● **What you need to do**
Please edit the listing lines from the one with "transom-board (441, 858, 591, 993)" through the one with "callout-17: 17 (125, 1333, 162, 1371)", replacing "inflatable-boat-hull" with "boat-hull" and leaving everything else unchanged. Return only those lines.

● **Given information**
=-=-=
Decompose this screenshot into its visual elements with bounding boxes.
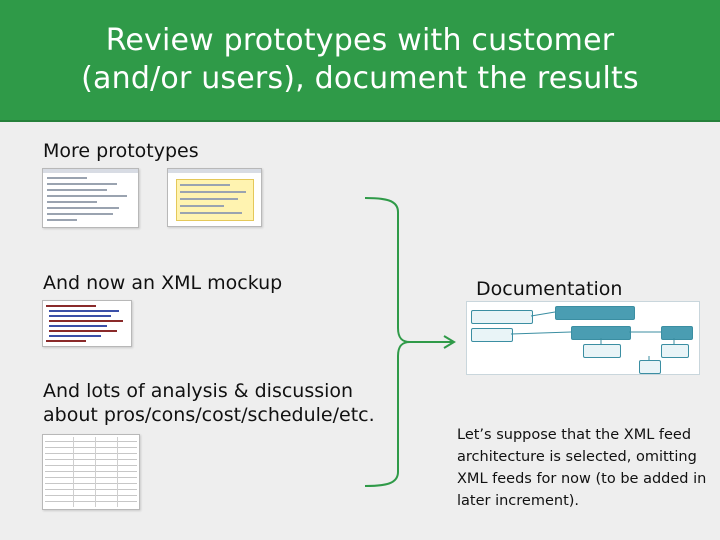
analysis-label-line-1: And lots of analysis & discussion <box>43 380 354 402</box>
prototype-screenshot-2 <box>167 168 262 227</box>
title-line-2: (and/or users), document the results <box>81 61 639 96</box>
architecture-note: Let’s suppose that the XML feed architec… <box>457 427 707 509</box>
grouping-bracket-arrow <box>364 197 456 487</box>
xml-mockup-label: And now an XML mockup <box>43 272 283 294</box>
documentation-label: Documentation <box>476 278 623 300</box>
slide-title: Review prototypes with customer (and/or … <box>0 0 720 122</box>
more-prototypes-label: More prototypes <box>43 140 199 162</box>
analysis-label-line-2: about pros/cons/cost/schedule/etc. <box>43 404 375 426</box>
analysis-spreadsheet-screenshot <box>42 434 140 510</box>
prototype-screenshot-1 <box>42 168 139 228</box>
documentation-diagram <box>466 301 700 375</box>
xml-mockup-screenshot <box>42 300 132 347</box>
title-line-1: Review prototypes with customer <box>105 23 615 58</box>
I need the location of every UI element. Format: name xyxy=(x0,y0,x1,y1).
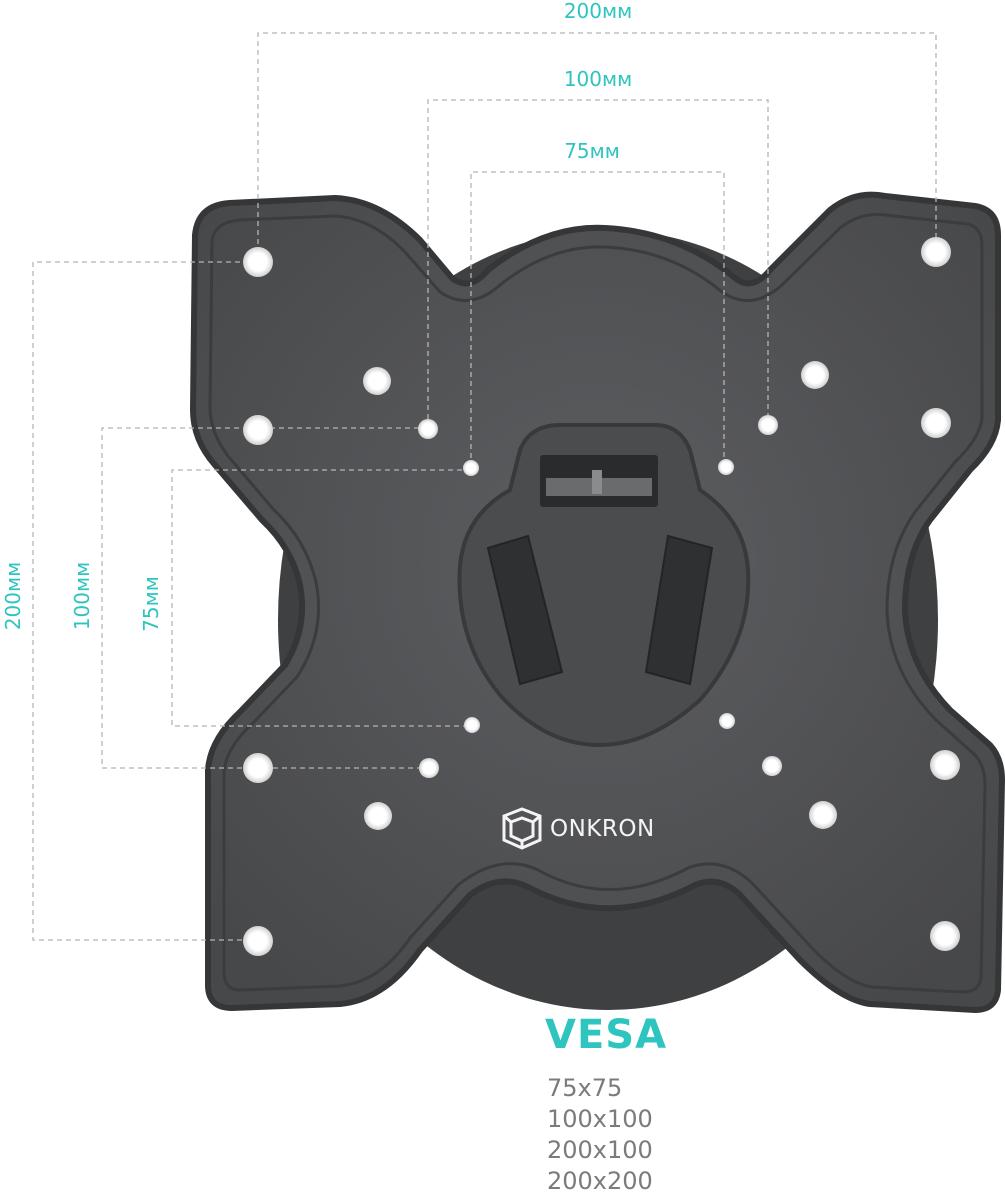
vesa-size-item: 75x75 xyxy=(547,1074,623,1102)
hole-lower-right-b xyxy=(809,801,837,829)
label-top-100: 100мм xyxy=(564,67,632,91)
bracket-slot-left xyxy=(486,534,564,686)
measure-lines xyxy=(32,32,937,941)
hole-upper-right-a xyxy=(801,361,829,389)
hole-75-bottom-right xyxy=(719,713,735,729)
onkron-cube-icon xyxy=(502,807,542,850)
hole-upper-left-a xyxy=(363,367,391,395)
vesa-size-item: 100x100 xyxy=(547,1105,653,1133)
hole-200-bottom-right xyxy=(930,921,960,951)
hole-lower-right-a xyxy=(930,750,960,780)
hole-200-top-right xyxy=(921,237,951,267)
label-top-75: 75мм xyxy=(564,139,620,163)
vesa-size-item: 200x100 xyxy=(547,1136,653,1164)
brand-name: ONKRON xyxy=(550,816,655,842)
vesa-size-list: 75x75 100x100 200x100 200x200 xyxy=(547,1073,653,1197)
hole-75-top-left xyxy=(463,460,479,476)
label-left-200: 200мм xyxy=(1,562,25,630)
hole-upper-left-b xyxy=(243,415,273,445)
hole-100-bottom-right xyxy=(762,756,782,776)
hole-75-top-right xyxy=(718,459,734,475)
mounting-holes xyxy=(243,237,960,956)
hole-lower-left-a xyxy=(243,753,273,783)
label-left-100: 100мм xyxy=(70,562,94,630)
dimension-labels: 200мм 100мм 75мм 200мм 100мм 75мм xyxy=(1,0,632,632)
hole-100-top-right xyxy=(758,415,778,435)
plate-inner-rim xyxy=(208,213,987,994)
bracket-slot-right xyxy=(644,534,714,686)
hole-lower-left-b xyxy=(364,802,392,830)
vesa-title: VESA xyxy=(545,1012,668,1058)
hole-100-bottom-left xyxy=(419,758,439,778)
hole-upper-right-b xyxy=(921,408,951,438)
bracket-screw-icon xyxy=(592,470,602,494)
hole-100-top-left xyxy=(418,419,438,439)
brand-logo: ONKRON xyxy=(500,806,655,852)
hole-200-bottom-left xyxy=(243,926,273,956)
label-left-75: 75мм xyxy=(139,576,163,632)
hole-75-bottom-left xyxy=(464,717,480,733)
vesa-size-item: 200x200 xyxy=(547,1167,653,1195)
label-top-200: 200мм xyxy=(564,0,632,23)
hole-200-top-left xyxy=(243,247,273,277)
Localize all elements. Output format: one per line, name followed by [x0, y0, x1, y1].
=-=-=
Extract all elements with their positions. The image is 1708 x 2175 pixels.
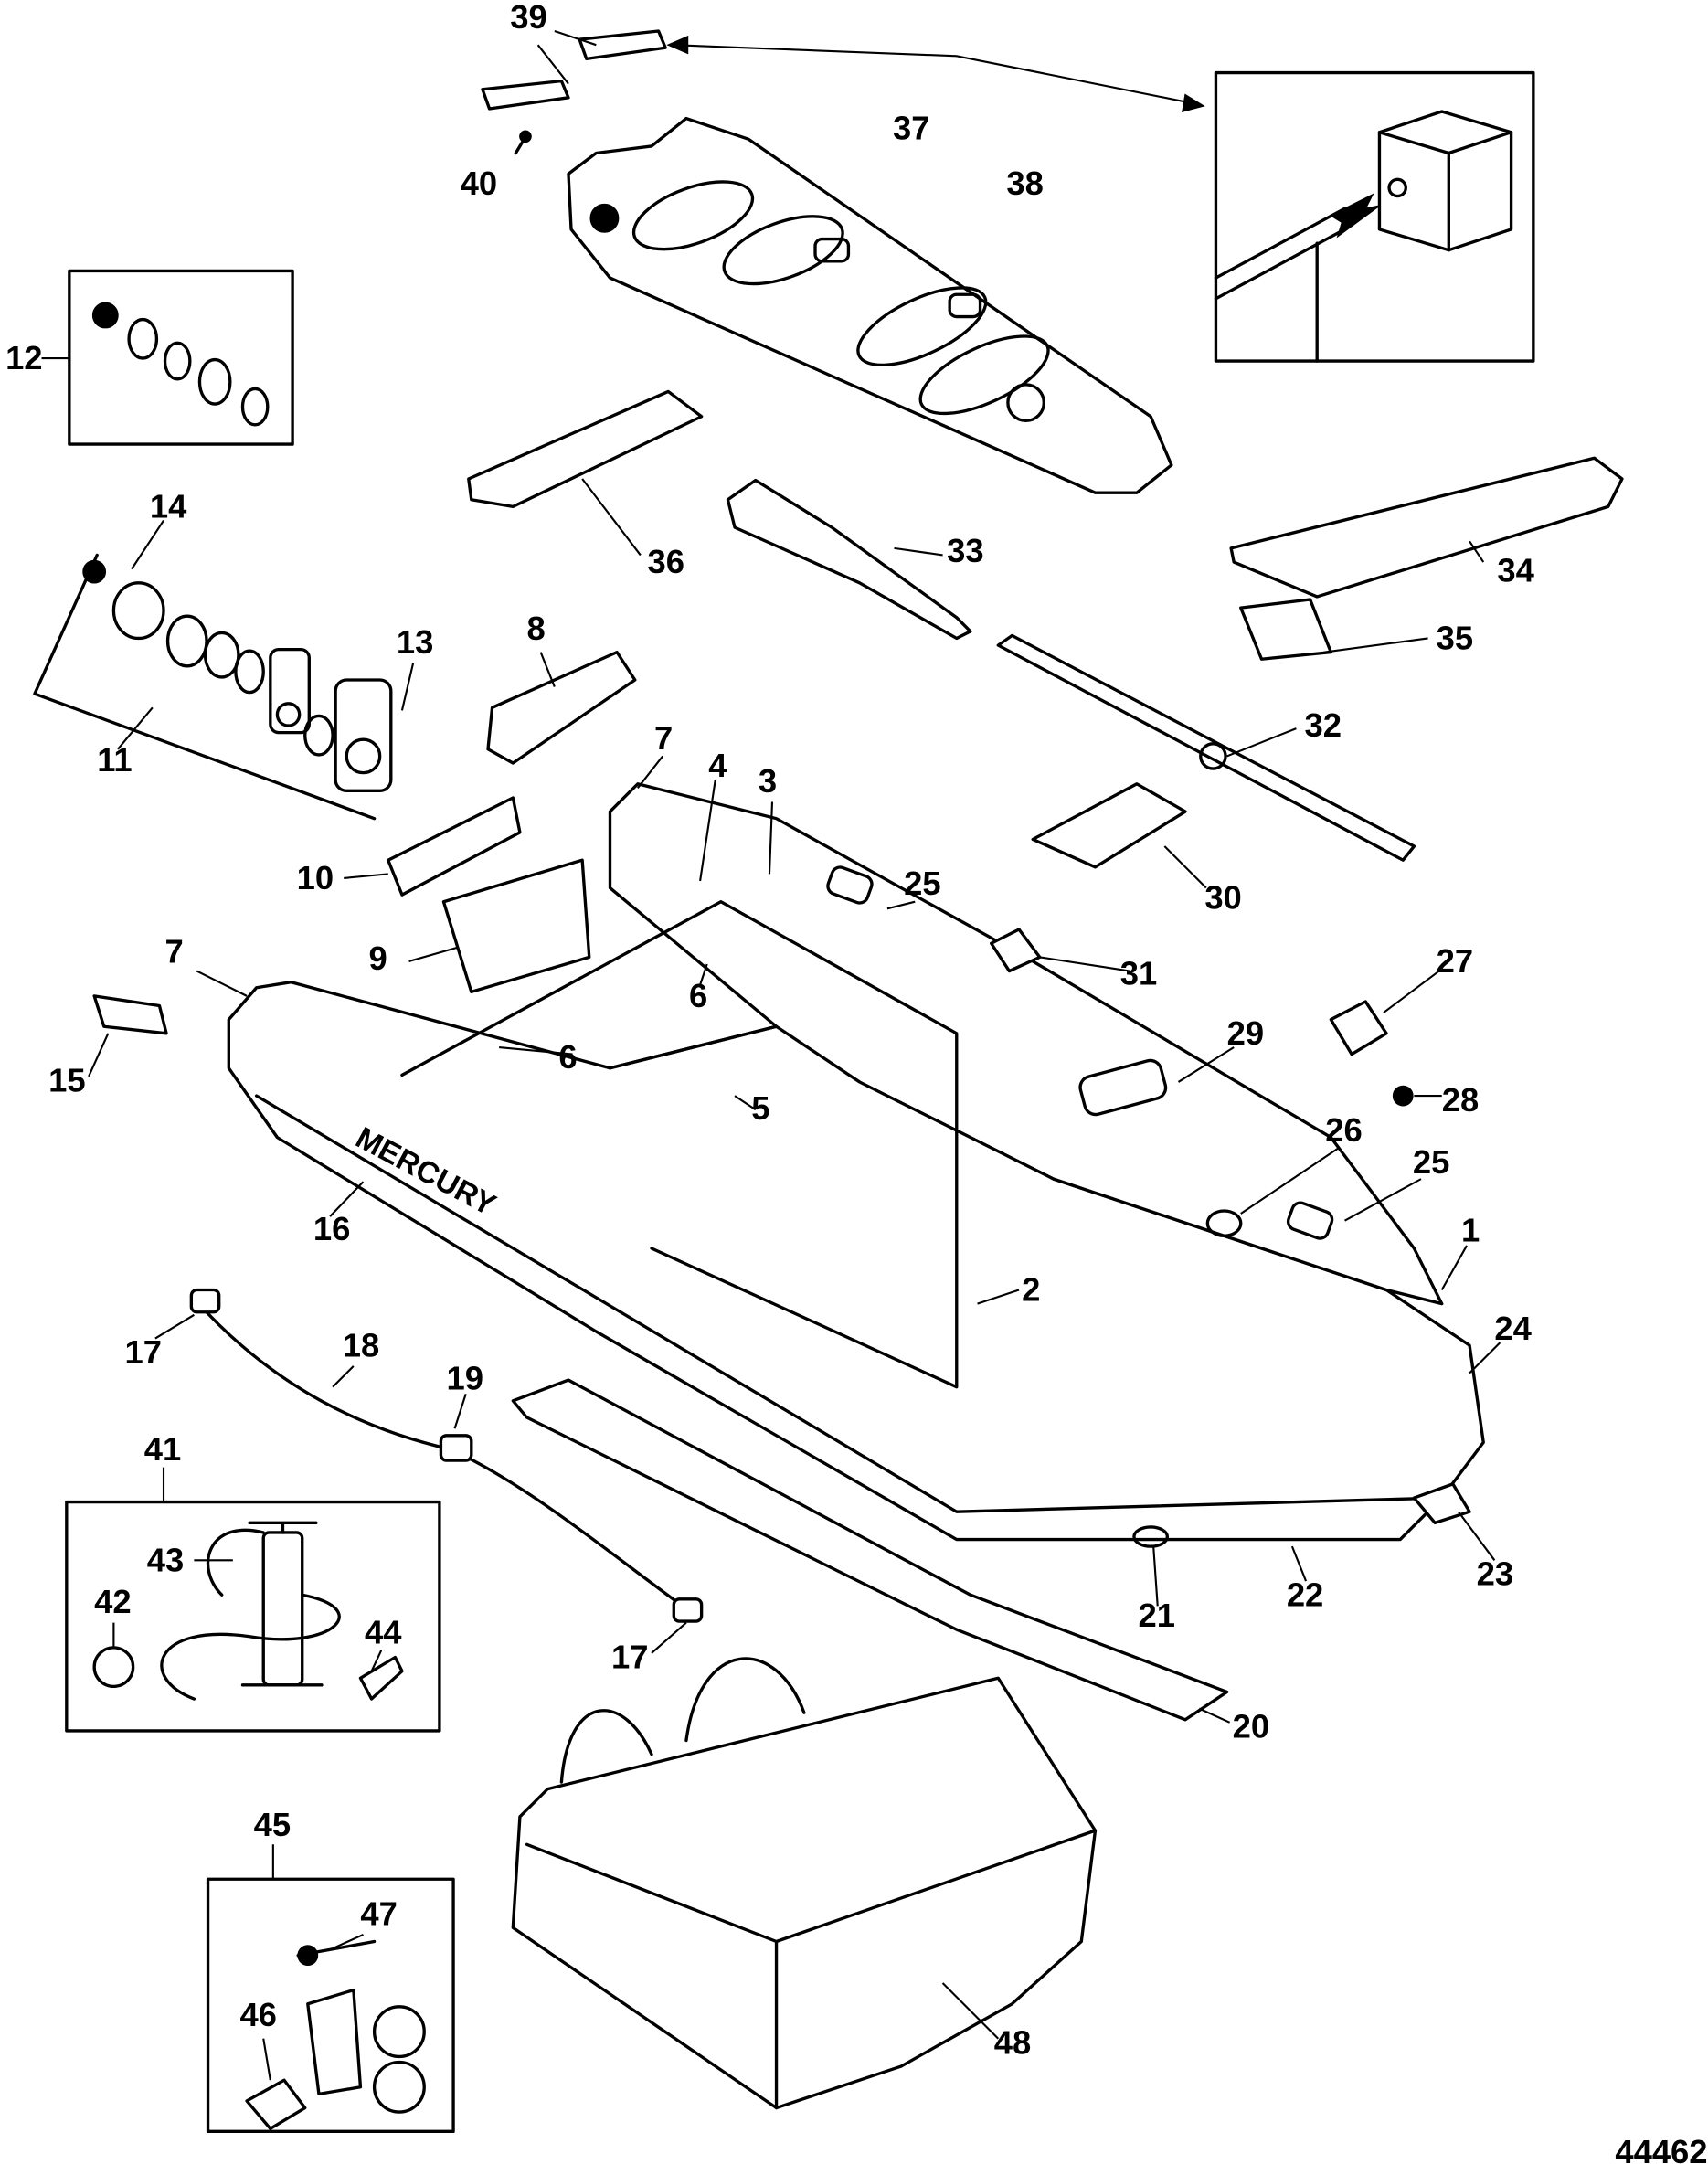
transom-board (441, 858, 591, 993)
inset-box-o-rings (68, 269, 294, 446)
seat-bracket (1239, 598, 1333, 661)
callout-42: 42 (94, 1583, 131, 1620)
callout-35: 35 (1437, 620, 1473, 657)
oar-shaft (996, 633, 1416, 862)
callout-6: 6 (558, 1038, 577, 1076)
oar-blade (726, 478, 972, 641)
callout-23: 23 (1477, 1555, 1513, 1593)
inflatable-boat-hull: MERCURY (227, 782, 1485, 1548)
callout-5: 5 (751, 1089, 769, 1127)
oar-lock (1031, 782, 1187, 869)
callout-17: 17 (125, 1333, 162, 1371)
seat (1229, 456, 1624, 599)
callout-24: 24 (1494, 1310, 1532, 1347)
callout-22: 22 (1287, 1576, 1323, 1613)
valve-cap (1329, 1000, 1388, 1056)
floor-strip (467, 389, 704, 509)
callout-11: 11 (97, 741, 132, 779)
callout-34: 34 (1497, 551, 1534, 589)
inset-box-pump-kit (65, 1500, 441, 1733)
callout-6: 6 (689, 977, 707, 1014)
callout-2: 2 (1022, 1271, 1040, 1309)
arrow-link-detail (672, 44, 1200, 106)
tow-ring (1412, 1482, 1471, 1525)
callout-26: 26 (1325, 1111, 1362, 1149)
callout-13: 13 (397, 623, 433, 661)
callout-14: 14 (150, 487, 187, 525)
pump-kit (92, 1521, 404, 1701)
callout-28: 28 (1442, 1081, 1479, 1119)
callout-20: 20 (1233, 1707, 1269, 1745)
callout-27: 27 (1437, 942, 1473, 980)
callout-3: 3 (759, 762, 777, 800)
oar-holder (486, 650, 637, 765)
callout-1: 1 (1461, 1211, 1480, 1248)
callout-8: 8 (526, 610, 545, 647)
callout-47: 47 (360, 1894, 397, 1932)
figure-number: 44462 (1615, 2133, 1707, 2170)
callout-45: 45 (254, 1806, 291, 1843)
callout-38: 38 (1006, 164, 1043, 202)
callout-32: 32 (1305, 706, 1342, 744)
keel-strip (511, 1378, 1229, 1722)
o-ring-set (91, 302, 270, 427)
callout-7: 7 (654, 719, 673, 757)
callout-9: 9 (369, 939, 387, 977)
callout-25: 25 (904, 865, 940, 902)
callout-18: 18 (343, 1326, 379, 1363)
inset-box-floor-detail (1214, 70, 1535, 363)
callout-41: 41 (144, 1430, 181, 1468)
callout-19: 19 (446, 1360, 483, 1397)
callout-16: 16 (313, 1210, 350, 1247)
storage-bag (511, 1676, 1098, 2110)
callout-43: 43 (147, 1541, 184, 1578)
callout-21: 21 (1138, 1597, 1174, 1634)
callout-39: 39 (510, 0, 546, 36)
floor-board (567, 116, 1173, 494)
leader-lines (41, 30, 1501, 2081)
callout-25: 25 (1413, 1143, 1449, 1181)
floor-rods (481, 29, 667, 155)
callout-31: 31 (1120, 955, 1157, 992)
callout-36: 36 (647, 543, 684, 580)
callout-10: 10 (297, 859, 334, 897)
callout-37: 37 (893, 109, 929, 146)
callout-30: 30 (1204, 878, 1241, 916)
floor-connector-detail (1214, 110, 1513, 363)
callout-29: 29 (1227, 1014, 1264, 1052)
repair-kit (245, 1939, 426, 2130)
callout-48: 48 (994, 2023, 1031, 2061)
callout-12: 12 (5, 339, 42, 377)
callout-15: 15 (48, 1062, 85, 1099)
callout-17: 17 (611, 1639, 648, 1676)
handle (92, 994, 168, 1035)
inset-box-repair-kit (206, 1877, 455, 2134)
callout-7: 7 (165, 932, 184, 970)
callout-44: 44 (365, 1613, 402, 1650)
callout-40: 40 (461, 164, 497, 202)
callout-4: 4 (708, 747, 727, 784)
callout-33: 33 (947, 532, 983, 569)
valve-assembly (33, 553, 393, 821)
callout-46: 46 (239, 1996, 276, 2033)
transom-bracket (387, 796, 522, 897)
=-=-=
● **Response**
transom-board (441, 858, 591, 993)
inset-box-o-rings (68, 269, 294, 446)
seat-bracket (1239, 598, 1333, 661)
callout-42: 42 (94, 1583, 131, 1620)
callout-35: 35 (1437, 620, 1473, 657)
oar-shaft (996, 633, 1416, 862)
callout-6: 6 (558, 1038, 577, 1076)
oar-blade (726, 478, 972, 641)
callout-23: 23 (1477, 1555, 1513, 1593)
boat-hull: MERCURY (227, 782, 1485, 1548)
callout-5: 5 (751, 1089, 769, 1127)
oar-lock (1031, 782, 1187, 869)
callout-17: 17 (125, 1333, 162, 1371)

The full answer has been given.